**SELECTED PASSAGE:**
— START —

He had attended the chemistry classes in the University of Edinburgh. In London he resumed the study under Professors Brande and Faraday, whose morning lectures at the Royal Institution he for some time sedulously attended. His friend Dr Prout, an enthusiastic chemist, is supposed to have given him a bias towards this study. Be that as it may, Drummond prosecuted it with zeal, always on the alert in this field, as in every other, to make the knowledge he acquired available to the service.

General Larcom states that the use of lime for the Drummond light had its origin in a suggestion received at the Royal Institution. The incandescence of lime having been spoken of in one of the lectures, * the idea struck him that it could be employed with advantage as a substitute for Argand lamps in the reflectors used in the Survey, for rendering visible the distant stations, because, in addition to greater intensity, it afforded the advantage of concentrating the light as nearly as possible into the focal point of the parabolic mirror, by which the whole light would be available for reflection in a pencil of parallel rays, whereas in the Argand lamp only the small portion of rays near the focus was so reflected. On this subject his first chemical experiments were performed. Captain Dawson recollects Drummond mentioning the idea when returning from the lecture, and that on the way he purchased a blowpipe, charcoal, &c. That evening he set to work with these simple means, and resolved that he would henceforth devote to his new pursuit the hour or two imme

Memoir, p. 5.

diately after dinner, when, he said, he could do nothing else, remarking how much Dr Prout had done during the intervals of active professional occupations."

We have Drummond's own more full account in a paper “On the Means of Facilitating the Observation of Distant Objects in Geodetical Operations,” published in the “ Philosophical Transactions” of 1826. It is prefaced by a brief sketch of the history of the use of lights in survey operations.

— END —

Element box annotations
— START —

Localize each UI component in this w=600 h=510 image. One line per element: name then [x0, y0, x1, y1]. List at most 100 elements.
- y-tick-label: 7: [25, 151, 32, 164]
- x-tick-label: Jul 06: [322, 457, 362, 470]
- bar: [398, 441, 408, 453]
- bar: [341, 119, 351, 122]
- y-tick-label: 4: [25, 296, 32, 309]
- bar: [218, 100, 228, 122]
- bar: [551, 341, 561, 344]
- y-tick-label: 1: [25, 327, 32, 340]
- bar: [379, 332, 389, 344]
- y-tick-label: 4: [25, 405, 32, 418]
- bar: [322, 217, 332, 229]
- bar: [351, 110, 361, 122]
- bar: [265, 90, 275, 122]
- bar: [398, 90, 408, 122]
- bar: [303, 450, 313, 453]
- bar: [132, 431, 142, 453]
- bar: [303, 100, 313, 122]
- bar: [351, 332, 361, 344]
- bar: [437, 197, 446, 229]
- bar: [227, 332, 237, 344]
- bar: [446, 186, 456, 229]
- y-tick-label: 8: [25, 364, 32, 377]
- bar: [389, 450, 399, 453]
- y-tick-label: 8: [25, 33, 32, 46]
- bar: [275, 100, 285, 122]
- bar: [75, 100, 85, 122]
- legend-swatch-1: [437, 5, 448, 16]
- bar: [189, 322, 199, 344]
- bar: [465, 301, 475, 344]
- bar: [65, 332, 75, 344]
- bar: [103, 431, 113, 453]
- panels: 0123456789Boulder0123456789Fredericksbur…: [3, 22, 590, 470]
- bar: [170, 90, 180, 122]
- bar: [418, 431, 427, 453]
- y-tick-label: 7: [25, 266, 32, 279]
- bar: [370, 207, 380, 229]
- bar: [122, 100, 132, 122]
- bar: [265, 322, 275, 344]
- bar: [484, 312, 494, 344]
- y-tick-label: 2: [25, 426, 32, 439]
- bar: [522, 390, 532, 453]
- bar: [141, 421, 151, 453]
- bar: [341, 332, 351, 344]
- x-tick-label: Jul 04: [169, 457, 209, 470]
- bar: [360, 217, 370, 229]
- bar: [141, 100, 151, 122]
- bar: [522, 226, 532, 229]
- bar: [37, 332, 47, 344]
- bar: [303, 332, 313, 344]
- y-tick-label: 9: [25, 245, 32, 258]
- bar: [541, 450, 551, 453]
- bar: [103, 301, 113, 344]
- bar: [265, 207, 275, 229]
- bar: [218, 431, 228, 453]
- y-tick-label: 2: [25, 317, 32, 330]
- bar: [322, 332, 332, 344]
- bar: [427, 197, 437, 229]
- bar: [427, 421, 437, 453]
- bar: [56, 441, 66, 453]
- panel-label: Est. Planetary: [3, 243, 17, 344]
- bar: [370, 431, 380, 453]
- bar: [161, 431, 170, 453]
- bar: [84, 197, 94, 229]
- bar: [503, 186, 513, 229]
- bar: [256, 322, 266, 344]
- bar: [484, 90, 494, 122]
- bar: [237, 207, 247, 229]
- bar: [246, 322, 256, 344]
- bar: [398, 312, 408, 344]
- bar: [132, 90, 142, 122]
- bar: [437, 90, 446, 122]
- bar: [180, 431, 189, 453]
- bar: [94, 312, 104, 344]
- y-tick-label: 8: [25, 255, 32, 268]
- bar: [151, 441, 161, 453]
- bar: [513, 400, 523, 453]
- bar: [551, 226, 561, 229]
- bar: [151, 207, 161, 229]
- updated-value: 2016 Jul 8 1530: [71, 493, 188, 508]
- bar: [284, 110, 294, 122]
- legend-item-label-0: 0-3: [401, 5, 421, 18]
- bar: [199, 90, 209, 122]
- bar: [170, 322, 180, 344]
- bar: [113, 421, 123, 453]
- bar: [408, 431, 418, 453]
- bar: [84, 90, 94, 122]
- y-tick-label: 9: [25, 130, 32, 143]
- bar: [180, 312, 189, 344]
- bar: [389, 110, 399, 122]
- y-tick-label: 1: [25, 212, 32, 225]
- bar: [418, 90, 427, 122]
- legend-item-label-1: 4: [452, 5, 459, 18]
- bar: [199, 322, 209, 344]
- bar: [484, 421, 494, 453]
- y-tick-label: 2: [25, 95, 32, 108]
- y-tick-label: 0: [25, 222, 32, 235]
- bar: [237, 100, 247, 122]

— END —

**PROBLEM SET:**
a) Answer these questions from the Drummond passage, one per line, marked as shown:
(i) Under which two professors did Drummond resume his chemistry studies in London?
(ii) What did Drummond think lime could replace in the reflectors used in the Survey?
(iii) In which publication, and in what year, did Drummond's paper on observing distant objects appear?
b) Write the next part of the passage about Drummond and the lime light, picking up after its final sentence.
The records have no connection to the text.

**OUTPUTS:**
a)
(i) Professors Brande and Faraday
(ii) Argand lamps
(iii) The "Philosophical Transactions," 1826

b)
“In the beginning of the Survey, General Roy, on several occasions, but especially in carrying his triangles across the Channel to the French coast, made use of Bengal and white lights prepared at the Royal Arsenal; for these, parabolic reflectors, similar to those with which our lighthouses are supplied, and illuminated by Argand burners, were afterwards substituted as more convenient, but they have been gradually discontinued, the advantages derived from them proving inadequate, from their want of power, to the trouble and expense incident to their employment. In the trigonometrical operations of 1821, carried on by Colonel Colby and Captain Kater, conjointly with MM. Arago and Mathieu, for connecting the meridians of Greenwich and Paris, an apparatus of a very different kind was employed for the first time—a large planoconvex lens, 0.76 metre square, being substituted for a parabolic reflector, and the illuminating body an Argand lamp with four concentric wicks. The lens was composed of a series of concentric rings, reduced in thickness, and cemented together at the edges. This apparatus resulted from an inquiry into the state of the French lighthouses, and was prepared under the direction of MM. Fresnel and Arago. Its construction and advantages are explained in a Mémoire sur un Nouveau Systême d'éclairage,' by M. Fresnel. The light which it gave is stated to possess 37 times the intensity of that given by the reflector. It was employed, during the operations alluded to, at Fairlight Down and Folkestone Hill, on the English coast ; at Cape Blancez and Montlambert, on the French coast; the greatest distance at which it was observed being 18 miles, and

its appearance, I have understood from Colonel Colby, was very brilliant.

“But valuable as this apparatus may be when employed in a lighthouse, the purpose for which it was indeed invented and constructed, the properties of the simple parabolic reflector appeared to give it a preference for the service of the Trigonometrical Survey, provided a more powerful light could be substituted in its focus instead of the common Argand lamp.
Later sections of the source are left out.